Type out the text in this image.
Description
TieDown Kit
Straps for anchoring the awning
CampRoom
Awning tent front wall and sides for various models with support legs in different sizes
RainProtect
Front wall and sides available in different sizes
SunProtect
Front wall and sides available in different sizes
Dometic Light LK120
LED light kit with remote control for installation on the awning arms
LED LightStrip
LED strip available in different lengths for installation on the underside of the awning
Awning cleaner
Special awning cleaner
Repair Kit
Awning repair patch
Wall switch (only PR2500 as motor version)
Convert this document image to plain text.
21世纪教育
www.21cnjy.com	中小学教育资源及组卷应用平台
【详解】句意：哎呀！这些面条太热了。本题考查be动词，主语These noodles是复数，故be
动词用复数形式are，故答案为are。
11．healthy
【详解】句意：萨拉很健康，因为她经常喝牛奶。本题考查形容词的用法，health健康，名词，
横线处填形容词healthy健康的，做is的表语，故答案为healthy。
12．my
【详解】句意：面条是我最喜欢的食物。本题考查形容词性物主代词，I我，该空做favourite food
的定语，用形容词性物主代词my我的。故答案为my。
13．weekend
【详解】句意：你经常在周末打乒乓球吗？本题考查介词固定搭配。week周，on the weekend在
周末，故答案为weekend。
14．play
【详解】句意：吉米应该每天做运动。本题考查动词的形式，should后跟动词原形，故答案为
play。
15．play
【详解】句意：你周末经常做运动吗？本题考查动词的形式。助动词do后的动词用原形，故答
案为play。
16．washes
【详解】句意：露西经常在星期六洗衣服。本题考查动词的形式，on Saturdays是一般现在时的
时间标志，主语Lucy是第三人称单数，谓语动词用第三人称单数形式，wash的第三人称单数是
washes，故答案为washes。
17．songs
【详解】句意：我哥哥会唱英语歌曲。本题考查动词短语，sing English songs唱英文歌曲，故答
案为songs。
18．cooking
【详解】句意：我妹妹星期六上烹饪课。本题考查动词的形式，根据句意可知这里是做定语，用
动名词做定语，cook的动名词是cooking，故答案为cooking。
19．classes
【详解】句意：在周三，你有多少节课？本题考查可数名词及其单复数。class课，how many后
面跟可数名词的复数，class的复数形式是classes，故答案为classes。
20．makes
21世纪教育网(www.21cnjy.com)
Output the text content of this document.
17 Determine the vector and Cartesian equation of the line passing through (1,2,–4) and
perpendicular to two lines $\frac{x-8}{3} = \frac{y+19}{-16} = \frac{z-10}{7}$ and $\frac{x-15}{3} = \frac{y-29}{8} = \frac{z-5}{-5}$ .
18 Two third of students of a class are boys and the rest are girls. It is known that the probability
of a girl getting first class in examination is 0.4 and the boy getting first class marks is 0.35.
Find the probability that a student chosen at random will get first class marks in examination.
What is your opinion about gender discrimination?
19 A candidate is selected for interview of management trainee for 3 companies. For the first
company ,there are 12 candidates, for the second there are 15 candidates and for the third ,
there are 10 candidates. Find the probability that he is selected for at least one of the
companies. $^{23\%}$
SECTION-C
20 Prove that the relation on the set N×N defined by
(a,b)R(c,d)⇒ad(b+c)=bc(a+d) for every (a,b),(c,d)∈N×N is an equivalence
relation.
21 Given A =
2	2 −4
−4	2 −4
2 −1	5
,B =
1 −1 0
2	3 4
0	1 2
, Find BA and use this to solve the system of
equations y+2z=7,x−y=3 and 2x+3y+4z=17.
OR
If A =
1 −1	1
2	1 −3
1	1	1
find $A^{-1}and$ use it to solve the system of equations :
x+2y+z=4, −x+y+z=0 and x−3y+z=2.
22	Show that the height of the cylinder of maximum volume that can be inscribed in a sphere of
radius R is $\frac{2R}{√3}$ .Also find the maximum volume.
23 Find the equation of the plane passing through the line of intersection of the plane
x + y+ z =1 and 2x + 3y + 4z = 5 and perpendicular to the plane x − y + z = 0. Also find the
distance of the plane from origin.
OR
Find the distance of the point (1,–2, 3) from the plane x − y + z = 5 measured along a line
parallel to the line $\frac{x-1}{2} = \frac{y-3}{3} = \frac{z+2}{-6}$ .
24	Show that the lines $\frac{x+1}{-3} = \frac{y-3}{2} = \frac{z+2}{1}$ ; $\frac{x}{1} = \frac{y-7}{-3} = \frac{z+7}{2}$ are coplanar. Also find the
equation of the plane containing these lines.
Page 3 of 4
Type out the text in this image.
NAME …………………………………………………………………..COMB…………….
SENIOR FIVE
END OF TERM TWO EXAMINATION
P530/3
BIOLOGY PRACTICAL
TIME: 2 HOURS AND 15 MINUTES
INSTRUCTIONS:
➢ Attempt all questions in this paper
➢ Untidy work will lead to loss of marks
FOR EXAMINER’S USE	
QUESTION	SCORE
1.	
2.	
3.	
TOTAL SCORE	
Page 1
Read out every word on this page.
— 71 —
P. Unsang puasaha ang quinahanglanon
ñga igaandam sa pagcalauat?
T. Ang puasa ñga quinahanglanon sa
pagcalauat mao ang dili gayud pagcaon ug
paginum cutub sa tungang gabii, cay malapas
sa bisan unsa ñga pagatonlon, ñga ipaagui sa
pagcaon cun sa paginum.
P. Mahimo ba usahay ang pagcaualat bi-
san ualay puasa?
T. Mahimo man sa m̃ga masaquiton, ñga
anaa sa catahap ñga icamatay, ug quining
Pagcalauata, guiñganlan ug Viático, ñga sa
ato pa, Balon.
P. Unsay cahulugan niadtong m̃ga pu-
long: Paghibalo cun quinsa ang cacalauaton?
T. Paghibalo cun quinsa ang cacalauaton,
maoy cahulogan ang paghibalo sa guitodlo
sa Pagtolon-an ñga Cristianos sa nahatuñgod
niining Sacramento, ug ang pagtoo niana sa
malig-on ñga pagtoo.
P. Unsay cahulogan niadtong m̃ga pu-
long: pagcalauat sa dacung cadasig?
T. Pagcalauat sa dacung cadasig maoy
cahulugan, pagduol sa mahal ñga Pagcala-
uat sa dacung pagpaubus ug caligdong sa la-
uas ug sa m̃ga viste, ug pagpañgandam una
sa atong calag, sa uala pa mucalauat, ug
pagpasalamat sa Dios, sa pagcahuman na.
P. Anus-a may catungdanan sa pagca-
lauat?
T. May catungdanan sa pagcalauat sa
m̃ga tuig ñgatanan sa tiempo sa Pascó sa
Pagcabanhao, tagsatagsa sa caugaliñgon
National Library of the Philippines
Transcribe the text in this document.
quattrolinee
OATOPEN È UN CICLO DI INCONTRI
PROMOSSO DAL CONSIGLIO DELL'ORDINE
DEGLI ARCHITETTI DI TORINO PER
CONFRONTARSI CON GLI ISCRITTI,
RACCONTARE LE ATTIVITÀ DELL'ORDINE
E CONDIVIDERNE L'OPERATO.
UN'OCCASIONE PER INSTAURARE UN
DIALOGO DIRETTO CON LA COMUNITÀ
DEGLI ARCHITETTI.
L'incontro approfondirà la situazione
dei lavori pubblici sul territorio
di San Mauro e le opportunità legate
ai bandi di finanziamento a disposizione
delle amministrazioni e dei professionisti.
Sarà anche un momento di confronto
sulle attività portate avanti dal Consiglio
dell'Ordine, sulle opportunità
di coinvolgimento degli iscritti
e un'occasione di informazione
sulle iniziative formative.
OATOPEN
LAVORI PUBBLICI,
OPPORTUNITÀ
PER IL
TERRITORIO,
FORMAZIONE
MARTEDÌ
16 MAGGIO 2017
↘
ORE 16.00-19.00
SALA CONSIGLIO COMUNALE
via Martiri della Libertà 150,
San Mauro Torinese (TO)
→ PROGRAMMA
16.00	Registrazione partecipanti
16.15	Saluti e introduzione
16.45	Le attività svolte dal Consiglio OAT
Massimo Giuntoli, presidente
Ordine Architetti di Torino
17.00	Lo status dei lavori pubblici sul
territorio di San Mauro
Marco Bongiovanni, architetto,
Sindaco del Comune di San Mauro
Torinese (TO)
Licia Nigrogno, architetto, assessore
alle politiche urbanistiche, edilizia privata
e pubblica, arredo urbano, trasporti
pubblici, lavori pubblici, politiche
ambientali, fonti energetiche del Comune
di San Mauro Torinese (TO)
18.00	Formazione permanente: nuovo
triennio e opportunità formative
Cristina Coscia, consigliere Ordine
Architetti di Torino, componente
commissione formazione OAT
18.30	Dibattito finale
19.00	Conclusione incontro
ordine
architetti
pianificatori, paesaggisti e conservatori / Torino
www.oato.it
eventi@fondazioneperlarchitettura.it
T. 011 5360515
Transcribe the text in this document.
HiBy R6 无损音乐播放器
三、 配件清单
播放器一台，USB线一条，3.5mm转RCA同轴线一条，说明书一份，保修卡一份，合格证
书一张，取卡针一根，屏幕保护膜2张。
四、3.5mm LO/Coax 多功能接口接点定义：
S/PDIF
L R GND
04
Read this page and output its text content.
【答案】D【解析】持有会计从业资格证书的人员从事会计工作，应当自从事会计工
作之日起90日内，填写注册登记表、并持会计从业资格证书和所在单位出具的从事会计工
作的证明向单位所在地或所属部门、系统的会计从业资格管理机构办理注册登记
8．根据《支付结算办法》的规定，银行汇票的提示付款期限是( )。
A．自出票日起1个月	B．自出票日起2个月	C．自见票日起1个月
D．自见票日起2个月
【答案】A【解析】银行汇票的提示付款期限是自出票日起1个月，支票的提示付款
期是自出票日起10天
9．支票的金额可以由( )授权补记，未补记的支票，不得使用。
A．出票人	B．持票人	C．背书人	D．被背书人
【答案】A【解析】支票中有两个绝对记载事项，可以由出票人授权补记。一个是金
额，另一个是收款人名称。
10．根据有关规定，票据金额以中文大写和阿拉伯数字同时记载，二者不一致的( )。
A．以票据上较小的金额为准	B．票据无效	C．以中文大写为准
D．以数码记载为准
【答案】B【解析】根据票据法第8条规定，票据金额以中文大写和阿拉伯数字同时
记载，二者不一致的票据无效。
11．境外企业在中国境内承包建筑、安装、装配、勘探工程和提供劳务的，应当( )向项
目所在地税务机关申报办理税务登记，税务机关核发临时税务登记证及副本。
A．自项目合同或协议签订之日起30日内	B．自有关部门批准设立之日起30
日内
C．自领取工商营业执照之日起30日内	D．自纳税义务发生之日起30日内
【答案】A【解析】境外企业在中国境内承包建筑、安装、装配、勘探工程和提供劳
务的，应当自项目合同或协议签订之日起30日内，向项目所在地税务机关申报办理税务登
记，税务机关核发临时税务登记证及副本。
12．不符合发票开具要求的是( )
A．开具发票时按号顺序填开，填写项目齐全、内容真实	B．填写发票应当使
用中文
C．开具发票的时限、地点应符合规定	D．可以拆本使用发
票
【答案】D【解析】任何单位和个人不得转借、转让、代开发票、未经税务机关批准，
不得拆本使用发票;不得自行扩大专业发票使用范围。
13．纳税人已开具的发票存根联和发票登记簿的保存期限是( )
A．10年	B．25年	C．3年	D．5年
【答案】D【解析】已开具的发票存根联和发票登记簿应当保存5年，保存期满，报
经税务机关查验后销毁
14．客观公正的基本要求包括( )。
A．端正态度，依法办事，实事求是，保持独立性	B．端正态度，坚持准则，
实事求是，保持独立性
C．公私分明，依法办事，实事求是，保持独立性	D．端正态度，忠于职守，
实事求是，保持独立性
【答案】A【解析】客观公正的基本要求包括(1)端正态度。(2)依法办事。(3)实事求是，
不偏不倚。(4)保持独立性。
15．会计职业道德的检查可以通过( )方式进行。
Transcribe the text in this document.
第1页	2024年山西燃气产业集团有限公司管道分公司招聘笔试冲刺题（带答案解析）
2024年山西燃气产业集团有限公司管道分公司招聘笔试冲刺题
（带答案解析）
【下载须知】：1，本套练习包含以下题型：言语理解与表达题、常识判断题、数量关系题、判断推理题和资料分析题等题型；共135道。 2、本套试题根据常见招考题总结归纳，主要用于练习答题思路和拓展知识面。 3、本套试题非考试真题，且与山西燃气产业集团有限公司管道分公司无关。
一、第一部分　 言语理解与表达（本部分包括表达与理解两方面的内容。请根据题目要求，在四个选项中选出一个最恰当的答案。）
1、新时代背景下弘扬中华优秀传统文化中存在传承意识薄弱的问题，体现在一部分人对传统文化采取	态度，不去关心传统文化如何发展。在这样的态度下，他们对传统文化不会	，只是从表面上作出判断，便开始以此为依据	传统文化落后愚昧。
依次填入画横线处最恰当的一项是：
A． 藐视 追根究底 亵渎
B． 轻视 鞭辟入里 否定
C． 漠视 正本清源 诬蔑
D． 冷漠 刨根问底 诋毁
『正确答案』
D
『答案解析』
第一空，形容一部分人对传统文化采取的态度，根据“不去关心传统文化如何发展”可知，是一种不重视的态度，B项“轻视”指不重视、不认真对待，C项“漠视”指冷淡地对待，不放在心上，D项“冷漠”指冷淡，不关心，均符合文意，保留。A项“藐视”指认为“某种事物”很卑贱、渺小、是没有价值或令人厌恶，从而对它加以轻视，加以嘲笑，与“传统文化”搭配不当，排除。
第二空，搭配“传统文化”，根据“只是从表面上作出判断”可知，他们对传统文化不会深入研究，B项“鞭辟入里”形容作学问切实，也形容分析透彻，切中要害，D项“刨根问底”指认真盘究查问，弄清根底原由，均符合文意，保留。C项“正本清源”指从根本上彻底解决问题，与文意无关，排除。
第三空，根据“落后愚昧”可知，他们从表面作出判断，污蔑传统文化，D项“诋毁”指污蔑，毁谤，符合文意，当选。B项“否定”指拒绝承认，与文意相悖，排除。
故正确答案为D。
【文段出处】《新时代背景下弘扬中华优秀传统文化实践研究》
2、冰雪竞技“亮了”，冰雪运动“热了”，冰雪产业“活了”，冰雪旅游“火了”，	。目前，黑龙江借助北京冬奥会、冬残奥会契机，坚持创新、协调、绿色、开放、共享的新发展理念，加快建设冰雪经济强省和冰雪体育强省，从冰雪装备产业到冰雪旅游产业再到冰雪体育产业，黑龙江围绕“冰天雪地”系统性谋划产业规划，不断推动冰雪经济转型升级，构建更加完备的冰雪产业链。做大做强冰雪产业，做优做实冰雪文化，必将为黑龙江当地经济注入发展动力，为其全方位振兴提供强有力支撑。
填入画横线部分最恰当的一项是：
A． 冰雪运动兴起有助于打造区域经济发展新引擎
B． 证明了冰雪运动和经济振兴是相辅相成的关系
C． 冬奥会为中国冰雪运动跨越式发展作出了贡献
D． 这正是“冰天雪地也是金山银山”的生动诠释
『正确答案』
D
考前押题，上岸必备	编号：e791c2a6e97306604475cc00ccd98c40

::::::::::

STATED EXERCISE = Give the number of lines that hold the word "Unsay" in these records, with nothing added.

SOLUTION FOR THIS EXERCISE = 2